- [Problem to work on]: From the listing, collect all lines containing the word "screenshot".

---------------

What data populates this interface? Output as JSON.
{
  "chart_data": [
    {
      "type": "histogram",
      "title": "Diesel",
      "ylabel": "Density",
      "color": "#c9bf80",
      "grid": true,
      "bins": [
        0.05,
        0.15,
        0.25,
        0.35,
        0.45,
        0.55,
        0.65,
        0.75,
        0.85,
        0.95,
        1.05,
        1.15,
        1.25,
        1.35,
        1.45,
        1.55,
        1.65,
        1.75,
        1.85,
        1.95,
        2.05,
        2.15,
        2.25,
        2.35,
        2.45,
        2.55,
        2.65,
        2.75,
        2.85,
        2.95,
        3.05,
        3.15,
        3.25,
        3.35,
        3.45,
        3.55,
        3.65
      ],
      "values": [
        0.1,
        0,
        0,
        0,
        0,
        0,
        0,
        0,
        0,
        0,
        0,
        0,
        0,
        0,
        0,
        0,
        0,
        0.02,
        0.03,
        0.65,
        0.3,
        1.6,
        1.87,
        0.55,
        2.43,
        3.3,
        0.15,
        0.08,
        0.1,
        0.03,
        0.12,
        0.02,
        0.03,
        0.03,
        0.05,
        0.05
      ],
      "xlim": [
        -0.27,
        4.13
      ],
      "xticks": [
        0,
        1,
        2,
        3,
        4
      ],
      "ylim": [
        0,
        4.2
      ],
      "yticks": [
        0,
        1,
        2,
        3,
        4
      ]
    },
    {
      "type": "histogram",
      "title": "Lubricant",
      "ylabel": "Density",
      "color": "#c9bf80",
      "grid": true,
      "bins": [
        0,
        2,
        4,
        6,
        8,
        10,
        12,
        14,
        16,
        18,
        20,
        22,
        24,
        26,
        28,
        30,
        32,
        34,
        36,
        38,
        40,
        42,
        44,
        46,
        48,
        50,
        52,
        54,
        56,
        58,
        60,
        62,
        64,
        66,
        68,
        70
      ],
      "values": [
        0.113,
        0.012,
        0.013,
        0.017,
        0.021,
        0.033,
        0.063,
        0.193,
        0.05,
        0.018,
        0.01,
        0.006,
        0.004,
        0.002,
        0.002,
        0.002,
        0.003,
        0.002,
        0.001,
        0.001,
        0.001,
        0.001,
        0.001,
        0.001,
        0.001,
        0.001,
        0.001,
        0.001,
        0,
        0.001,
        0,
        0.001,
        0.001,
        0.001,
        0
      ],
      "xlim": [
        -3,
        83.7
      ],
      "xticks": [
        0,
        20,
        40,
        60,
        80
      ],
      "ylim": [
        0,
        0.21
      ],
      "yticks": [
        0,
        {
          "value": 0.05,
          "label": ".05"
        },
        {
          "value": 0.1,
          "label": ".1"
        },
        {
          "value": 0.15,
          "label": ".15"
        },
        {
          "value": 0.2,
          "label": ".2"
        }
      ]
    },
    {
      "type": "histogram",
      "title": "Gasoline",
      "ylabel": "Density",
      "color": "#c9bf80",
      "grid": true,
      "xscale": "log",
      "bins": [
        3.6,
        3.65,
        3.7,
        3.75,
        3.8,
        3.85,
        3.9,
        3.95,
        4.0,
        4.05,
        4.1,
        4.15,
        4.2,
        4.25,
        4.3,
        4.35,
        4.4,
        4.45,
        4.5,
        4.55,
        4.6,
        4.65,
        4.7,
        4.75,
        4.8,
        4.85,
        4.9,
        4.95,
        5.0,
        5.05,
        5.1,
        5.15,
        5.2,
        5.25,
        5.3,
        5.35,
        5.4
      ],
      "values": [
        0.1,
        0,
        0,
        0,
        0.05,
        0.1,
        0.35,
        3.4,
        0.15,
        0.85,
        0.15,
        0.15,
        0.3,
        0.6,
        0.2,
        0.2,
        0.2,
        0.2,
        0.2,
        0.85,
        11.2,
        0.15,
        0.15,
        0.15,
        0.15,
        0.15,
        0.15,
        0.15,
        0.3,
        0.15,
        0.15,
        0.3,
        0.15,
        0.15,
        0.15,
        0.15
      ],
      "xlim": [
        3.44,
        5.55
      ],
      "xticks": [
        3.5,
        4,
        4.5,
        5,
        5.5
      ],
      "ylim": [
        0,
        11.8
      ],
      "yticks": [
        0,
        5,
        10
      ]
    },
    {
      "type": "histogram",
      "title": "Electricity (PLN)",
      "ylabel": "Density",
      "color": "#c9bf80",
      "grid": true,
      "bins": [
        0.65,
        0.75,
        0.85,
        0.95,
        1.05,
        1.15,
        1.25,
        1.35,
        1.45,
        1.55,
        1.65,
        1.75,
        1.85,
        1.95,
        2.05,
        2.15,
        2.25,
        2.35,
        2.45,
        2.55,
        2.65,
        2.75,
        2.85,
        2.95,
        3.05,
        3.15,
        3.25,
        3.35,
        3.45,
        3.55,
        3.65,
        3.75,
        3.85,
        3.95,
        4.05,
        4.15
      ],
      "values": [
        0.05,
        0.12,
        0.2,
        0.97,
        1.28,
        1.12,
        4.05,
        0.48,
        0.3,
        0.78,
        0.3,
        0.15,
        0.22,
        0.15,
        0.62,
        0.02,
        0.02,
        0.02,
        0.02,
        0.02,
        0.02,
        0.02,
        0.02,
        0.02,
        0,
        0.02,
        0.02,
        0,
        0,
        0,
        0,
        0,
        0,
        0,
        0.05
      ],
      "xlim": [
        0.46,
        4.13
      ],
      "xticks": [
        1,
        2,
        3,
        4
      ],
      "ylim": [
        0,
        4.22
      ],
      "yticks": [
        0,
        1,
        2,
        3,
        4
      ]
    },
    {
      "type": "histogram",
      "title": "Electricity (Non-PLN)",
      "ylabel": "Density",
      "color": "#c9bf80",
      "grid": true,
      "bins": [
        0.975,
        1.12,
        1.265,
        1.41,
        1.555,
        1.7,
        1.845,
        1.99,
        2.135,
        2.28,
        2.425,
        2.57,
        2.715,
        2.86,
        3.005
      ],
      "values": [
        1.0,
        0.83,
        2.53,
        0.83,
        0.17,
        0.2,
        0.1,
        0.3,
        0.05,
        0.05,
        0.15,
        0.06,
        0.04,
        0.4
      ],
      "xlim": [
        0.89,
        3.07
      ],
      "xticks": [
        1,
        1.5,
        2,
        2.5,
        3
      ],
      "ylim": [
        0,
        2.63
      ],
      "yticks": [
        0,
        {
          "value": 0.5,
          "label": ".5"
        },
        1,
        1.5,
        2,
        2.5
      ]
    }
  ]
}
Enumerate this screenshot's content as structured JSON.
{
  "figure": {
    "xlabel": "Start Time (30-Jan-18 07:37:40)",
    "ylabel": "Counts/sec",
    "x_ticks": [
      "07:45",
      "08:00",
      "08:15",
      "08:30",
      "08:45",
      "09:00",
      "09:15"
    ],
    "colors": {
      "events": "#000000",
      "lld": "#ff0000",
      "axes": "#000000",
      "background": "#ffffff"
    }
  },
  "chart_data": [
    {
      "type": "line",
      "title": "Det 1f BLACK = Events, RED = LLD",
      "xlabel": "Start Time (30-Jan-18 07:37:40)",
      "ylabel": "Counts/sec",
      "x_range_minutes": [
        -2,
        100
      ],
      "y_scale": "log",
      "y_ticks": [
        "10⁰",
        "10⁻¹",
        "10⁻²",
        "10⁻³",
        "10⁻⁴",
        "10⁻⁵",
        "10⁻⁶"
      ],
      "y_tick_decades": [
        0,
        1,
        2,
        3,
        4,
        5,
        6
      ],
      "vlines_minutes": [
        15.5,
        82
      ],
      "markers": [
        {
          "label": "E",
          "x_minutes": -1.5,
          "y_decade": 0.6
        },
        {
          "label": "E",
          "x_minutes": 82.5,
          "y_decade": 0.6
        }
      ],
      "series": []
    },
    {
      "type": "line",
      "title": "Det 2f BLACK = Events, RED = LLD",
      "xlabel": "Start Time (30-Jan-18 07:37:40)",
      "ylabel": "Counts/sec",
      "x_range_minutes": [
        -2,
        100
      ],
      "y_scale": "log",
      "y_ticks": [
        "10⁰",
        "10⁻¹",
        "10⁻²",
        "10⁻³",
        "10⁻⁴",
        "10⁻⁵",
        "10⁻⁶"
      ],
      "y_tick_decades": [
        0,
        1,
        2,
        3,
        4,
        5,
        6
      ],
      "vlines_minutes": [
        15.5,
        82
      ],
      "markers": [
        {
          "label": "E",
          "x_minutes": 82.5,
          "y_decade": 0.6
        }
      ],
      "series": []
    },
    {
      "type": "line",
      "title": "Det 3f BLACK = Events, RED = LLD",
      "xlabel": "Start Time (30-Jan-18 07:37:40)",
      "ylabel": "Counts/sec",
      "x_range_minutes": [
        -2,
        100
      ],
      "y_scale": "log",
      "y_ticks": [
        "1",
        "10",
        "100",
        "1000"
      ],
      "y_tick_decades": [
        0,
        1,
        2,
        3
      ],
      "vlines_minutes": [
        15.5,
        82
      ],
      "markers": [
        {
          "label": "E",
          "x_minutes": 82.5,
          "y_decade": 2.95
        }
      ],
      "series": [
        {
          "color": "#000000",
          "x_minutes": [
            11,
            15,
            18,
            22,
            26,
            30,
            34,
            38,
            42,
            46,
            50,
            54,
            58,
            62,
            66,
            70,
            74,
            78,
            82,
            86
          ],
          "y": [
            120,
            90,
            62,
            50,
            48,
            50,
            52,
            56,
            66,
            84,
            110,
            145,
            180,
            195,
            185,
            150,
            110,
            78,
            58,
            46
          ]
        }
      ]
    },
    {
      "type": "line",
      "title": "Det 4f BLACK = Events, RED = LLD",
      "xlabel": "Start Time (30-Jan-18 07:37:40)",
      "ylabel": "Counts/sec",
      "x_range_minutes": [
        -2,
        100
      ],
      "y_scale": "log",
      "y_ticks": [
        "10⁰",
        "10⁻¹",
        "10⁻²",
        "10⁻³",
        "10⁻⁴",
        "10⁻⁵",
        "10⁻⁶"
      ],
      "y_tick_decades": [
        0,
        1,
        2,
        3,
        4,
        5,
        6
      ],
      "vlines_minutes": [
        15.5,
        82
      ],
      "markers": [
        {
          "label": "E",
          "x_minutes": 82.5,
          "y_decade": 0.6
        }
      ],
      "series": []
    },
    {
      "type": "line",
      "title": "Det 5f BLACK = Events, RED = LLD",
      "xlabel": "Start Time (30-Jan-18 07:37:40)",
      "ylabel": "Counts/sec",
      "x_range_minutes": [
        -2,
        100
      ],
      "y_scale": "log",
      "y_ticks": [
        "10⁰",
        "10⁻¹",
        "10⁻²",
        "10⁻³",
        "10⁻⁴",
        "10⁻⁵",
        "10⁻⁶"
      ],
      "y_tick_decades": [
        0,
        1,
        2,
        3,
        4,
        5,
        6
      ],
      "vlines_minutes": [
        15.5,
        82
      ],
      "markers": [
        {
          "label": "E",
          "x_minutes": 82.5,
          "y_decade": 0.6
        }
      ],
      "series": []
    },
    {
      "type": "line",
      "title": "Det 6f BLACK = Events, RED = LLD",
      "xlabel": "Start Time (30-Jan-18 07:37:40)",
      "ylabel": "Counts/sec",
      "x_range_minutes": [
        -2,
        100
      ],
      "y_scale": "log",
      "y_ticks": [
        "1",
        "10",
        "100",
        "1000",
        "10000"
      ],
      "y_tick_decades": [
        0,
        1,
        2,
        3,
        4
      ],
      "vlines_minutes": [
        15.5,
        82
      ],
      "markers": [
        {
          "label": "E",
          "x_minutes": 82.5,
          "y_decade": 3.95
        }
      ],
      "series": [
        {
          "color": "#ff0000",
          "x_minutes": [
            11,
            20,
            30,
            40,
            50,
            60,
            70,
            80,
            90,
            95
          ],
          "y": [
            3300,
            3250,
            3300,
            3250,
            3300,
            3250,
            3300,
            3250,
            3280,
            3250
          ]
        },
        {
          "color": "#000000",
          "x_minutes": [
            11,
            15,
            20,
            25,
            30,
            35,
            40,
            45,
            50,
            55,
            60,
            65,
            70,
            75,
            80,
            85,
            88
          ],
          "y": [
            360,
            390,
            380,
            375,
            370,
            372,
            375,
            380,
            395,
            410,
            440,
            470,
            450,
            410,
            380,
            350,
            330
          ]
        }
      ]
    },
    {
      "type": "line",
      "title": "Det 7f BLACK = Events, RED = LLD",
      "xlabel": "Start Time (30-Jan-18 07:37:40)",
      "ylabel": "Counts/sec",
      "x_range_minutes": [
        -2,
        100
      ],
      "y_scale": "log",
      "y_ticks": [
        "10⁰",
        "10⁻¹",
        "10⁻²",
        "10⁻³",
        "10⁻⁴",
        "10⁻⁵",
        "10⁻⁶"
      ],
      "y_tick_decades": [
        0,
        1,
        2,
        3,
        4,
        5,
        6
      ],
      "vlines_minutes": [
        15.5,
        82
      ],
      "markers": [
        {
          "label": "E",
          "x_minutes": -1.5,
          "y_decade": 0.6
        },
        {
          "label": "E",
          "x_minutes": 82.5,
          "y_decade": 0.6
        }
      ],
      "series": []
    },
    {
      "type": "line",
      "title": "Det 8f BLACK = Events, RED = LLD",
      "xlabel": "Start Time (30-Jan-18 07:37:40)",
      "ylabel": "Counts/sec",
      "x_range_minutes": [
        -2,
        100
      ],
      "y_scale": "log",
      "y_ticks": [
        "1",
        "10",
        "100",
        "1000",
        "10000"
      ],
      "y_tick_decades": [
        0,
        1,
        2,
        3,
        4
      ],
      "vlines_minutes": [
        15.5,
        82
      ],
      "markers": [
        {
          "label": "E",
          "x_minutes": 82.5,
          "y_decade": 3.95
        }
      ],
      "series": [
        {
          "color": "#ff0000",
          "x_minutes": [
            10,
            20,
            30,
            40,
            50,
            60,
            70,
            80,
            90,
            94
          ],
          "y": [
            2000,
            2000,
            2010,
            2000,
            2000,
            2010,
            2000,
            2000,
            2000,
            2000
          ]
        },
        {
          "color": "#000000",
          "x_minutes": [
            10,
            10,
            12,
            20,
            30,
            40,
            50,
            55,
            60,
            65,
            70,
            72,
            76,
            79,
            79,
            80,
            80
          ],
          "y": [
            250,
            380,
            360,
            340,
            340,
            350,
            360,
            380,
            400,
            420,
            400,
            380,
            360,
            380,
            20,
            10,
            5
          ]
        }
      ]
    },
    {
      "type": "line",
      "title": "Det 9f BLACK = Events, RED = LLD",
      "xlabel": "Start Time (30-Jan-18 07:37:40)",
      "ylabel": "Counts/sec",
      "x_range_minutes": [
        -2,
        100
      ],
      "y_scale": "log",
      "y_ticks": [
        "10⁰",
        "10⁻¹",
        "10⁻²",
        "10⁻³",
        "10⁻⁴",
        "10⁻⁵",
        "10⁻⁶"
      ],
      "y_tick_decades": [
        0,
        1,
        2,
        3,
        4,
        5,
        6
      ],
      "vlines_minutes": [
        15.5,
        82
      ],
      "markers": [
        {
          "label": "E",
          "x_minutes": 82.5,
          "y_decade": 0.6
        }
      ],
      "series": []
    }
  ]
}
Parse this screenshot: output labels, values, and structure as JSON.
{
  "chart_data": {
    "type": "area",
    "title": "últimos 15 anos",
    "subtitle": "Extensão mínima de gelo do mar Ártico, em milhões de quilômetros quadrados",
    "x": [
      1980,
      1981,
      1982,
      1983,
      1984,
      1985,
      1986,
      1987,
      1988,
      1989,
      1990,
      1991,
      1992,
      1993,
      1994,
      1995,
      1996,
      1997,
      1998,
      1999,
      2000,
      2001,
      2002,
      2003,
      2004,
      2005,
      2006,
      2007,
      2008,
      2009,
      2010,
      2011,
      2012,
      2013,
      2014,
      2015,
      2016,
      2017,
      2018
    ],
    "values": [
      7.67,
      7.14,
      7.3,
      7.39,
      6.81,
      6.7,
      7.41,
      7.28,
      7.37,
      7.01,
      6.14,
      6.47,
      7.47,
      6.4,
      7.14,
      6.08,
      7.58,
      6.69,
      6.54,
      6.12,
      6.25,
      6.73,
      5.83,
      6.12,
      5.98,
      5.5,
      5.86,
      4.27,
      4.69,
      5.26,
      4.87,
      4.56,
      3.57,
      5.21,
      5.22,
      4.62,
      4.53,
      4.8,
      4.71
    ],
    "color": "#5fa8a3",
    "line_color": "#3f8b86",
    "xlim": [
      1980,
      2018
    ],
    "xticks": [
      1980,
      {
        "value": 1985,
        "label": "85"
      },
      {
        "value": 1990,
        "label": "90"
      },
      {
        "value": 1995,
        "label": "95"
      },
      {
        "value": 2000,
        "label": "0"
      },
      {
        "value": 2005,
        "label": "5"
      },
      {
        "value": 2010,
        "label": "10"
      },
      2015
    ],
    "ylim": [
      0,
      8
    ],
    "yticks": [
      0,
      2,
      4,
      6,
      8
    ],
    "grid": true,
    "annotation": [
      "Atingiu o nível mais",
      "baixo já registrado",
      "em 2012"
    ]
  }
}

---------------

- [Full output]:
Enumerate this screenshot's content as structured JSON.
Parse this screenshot: output labels, values, and structure as JSON.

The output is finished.